• [DATA SUPPLIED]:
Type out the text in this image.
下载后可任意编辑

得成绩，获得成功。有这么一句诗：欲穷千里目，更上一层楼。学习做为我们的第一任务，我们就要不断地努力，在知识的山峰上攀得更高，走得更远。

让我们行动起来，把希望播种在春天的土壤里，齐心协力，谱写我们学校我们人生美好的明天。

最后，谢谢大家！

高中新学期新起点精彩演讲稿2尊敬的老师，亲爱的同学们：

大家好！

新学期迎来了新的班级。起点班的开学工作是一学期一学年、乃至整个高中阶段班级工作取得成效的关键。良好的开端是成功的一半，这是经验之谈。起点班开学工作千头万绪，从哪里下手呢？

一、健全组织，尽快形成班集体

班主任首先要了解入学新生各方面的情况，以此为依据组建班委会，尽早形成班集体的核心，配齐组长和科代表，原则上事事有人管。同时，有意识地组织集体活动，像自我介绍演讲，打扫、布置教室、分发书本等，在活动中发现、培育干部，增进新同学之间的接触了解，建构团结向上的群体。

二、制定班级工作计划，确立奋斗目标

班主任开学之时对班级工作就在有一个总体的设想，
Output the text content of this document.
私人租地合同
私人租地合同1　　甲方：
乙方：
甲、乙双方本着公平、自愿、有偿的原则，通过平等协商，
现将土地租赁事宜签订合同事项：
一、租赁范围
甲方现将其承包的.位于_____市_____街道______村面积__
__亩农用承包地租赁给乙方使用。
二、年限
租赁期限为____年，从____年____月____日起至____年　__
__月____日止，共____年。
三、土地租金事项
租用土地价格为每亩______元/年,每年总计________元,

• [PROBLEM DETAILS]:
Starting at the line that contains "Output the text content of this document.", retype each line through the end of the listing above and nothing else.

• [FULL SOLUTION]:
Output the text content of this document.
私人租地合同
私人租地合同1　　甲方：
乙方：
甲、乙双方本着公平、自愿、有偿的原则，通过平等协商，
现将土地租赁事宜签订合同事项：
一、租赁范围
甲方现将其承包的.位于_____市_____街道______村面积__
__亩农用承包地租赁给乙方使用。
二、年限
租赁期限为____年，从____年____月____日起至____年　__
__月____日止，共____年。
三、土地租金事项
租用土地价格为每亩______元/年,每年总计________元,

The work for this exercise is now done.